_The tasks_
[1] In the excerpt on skew-normal random variables, what justification does the text give for setting Y = μ + σδ|U_0| with δ fixed?
[2] Continue the passage on skew-normal distributions, starting after its final sentence, which defines φ_n as the n-dimensional normal pdf.

_Excerpt provided_
------------------------------------------------------------
Random variable X is represented by the following stochastic representation:

$$X\stackrel{d}{=}\mu +\sigma (\delta |U_0|+\sqrt{1-{\delta }^2}U),$$

(3)

where $\delta =\frac{\lambda }{\sqrt{1+{\lambda }^2}}$, and $U_0$ and $U\sim N(0,1)$ are independently distributed; see Equation (2.14) of [15].

Additionally, X has a representation based on a link between differential entropy and Fisher information, due to de Bruijn’s identity. By matching the stochastic representation (3) with Equation (20) of [16], it is possible to assign $Y=\mu +\sigma \delta |U_0|$ with fixed $\delta$. Then,

$$H\left(Y\right)=\frac{1}{2}log\left(2\pi e\right)+{\int }_{-\infty }^{\infty }\lambda \left\{(1+{\lambda }^2)J\left(X\right)-1\right\}d\lambda ,$$

where an approximation for Fisher information $J\left(X\right)$ appears in the proof of Proposition 5 below (with $n=1$ observation).

Definition 4.

$\mathbf{X}$ is called a multivariate skew–normal random vector [18] and denoted as $\mathbf{X}\sim S{N}_n(\mathit{\mu },\mathbf{\Sigma },\mathit{\lambda })$ if it has pdf

$$f_n(\mathbf{x};\mathit{\theta })=2{\varphi }_n(\mathbf{x};\mathit{\mu },\mathbf{\Sigma })\Phi \left[{\mathbf{\lambda }}^{\top }{\mathbf{\Sigma }}^{-1/2}(\mathbf{x}-\mathit{\mu })\right],x\in {\mathbb{R}}^n,\mathit{\theta }=(\mathit{\mu },\mathbf{\Sigma },\mathbf{\lambda }),$$

with location vector $\mathit{\mu }\in {\mathbb{R}}^n$, scale matrix $\mathbf{\Sigma }\in {\mathbb{R}}^{n\times n}$, and skewness vector $\mathbf{\lambda }\in {\mathbb{R}}^n$ parameters. In addition, ${\varphi }_n(\mathbf{x};\mathit{\mu },\mathbf{\Sigma })$ is the n-dimensional normal pdf with location parameter μ and scale parameter Σ.
------------------------------------------------------------
Coordinate annotation records
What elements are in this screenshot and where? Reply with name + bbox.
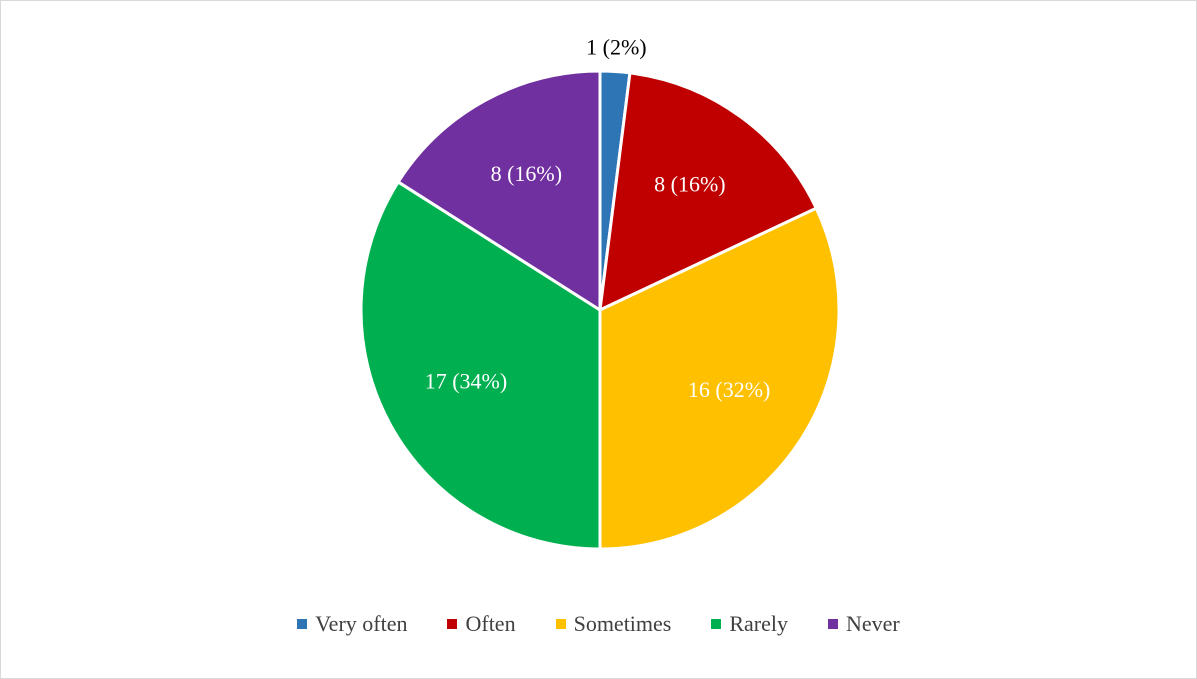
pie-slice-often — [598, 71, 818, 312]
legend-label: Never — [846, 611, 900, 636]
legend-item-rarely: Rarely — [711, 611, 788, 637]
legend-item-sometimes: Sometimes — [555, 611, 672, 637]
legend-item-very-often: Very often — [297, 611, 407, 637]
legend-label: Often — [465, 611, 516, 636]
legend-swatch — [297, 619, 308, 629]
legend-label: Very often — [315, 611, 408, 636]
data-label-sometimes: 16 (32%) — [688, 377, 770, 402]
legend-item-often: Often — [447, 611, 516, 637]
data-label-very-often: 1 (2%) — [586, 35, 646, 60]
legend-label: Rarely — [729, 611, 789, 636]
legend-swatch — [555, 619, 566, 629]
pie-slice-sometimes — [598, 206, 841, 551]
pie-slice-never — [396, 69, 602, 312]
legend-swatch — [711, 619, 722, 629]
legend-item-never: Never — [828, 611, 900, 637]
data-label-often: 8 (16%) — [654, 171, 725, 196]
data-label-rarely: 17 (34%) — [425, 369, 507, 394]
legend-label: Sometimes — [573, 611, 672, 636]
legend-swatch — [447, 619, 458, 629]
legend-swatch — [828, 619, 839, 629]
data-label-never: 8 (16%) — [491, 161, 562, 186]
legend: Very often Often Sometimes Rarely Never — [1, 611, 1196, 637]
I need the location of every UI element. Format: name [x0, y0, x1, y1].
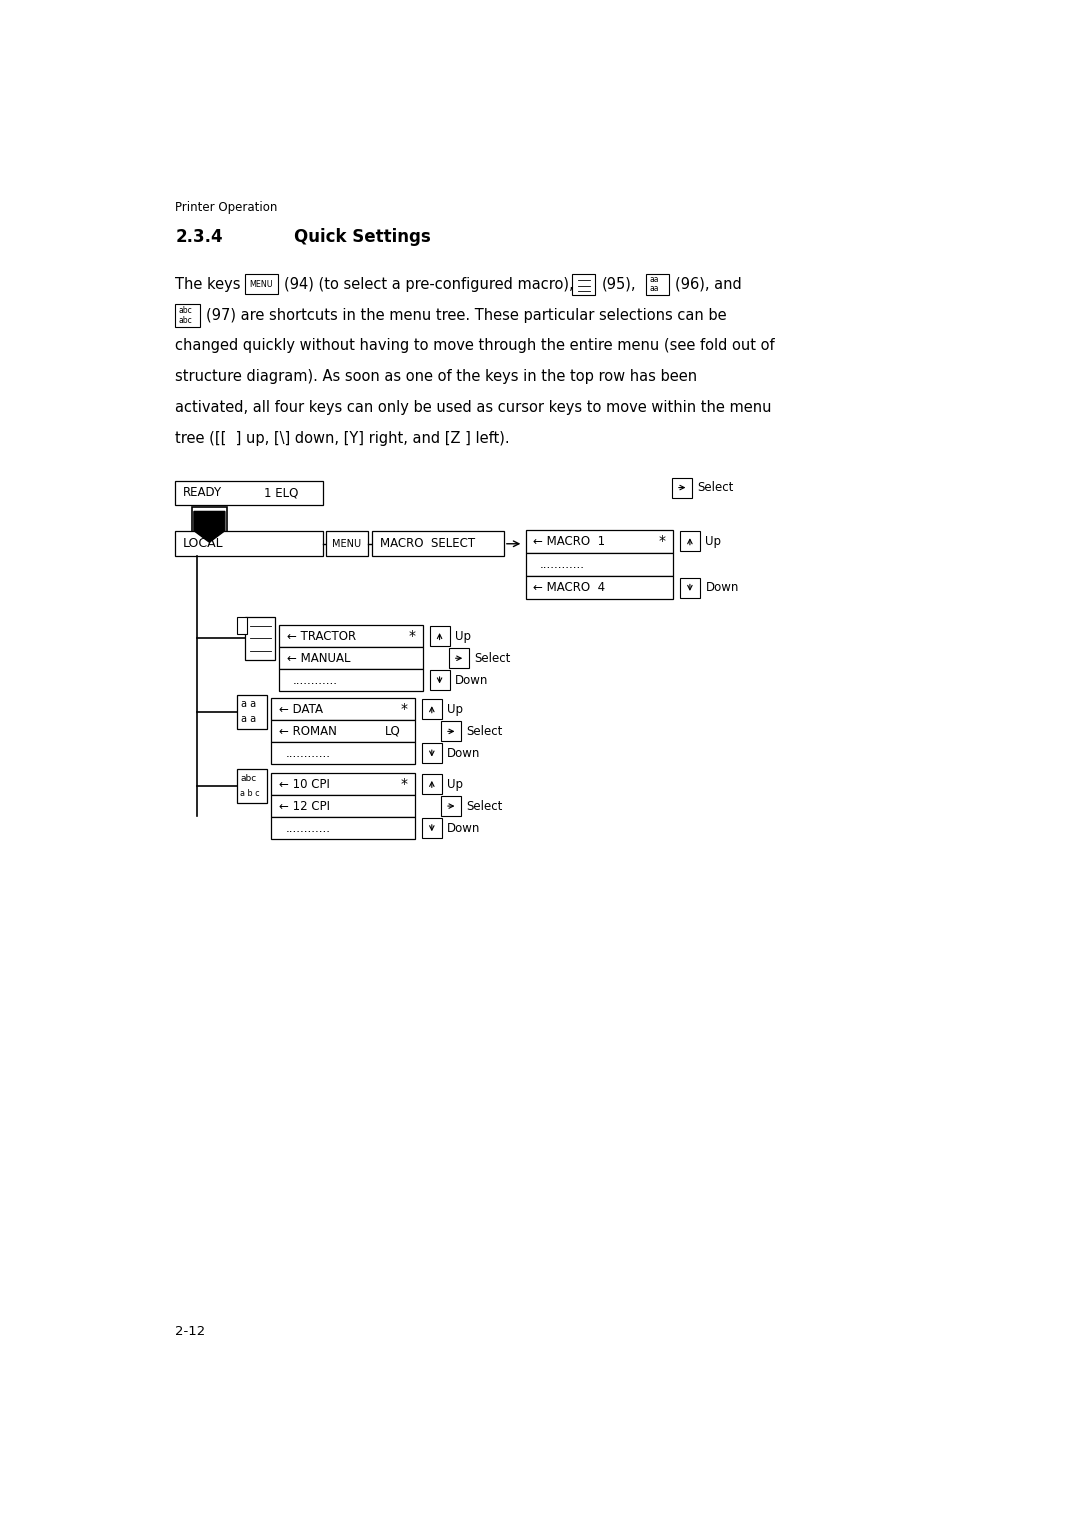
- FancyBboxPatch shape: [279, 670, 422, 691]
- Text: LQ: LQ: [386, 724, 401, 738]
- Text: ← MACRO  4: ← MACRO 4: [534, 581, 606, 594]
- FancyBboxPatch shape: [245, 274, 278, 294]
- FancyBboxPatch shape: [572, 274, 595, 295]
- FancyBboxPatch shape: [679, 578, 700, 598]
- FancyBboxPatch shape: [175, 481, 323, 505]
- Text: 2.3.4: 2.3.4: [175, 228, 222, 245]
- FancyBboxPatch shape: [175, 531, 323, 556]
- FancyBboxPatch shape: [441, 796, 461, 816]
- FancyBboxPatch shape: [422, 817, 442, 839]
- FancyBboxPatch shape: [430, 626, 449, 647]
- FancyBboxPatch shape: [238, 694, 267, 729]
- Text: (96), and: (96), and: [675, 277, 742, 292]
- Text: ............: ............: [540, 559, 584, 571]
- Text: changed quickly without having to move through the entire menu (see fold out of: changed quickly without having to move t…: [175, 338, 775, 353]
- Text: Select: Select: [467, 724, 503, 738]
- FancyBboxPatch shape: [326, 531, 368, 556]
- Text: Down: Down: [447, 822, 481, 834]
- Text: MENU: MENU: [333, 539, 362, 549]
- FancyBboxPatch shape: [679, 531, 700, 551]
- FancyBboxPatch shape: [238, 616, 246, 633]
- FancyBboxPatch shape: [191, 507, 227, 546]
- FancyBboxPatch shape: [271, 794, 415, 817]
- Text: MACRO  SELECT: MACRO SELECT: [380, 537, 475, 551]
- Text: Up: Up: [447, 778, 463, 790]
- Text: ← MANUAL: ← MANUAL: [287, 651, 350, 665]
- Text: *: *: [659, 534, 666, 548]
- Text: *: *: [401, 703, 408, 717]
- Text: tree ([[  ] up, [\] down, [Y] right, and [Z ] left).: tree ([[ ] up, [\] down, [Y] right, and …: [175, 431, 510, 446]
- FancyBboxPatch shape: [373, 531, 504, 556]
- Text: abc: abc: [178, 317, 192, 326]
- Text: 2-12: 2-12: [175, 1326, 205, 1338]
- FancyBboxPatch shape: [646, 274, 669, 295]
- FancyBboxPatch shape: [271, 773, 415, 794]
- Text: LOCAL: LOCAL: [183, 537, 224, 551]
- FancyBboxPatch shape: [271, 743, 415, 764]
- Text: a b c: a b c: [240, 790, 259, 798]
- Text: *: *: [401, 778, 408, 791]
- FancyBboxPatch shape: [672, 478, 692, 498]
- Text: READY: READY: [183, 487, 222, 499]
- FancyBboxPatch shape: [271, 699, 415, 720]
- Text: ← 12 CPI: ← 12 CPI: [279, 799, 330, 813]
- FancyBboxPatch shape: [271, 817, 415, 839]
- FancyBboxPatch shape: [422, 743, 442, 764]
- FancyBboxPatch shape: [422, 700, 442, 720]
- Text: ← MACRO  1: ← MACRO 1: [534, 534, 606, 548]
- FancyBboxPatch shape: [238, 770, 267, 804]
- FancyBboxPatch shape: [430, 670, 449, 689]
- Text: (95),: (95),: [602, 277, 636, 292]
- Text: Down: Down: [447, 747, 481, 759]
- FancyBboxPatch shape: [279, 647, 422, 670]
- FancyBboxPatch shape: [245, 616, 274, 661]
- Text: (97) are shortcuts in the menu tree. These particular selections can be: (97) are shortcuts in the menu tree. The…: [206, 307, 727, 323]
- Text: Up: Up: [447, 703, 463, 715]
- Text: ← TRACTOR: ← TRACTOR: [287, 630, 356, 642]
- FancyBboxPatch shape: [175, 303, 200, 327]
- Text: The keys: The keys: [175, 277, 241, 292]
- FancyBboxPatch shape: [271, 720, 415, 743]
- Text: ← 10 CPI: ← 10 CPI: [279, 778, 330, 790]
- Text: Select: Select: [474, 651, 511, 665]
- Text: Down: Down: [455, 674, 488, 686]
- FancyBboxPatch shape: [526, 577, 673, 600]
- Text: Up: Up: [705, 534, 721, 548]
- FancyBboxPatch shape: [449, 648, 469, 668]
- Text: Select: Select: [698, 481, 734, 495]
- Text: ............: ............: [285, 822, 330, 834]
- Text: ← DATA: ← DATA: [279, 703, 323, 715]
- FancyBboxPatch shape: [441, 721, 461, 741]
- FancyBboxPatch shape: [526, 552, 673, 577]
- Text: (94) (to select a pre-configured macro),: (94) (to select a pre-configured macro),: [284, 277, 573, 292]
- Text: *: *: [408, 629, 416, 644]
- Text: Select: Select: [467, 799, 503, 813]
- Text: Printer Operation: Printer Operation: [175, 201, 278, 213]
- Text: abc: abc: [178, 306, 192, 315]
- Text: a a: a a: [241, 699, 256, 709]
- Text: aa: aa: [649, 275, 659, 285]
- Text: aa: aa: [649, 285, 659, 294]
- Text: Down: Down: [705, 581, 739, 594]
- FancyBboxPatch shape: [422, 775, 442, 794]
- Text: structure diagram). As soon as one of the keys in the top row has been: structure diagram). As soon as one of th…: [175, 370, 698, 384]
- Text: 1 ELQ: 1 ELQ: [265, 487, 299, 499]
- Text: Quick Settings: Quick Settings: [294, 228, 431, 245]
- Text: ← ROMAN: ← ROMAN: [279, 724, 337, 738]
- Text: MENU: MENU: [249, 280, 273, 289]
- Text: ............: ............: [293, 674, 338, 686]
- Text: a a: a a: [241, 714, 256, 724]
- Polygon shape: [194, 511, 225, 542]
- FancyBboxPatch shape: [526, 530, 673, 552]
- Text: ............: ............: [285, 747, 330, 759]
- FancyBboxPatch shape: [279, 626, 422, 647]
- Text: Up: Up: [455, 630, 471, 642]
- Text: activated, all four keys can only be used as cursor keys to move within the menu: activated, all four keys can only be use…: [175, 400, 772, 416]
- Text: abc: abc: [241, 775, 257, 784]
------------------------------------------------------------
_Outputs_
[1] Y is set this way by matching the stochastic representation (3) of X with Equation (20) of reference [16]. That representation rests on a link between differential entropy and Fisher information given by de Bruijn's identity.

[2]
Let $\mathbf{X}={(X_1,\dots ,X_n)}^{\top }\sim S{N}_n(\mathit{\mu },\mathbf{\Sigma },\mathit{\lambda })$, with $\mathit{\mu }={\mathbf{1}}_n\mu$, $\mathbf{\Sigma }={\sigma }^2{\mathbf{I}}_n$, and $\mathit{\lambda }={\mathbf{1}}_n\lambda$, where ${\mathbf{1}}_n={(1,\dots ,1)}^{\top }\in {\mathbb{R}}^n$ and ${\mathbf{I}}_n$ denotes the $n\times n$-identity matrix. Following [3] and Corollary 2.2 of [5], the following properties hold.

Property 1.

$X_i\sim S{N}_1(\mu ,{\sigma }^2,{\lambda }_{*})$, $i=1,\dots ,n$, with ${\lambda }_{*}=\frac{\lambda }{\sqrt{1+(n-1){\lambda }^2}}$.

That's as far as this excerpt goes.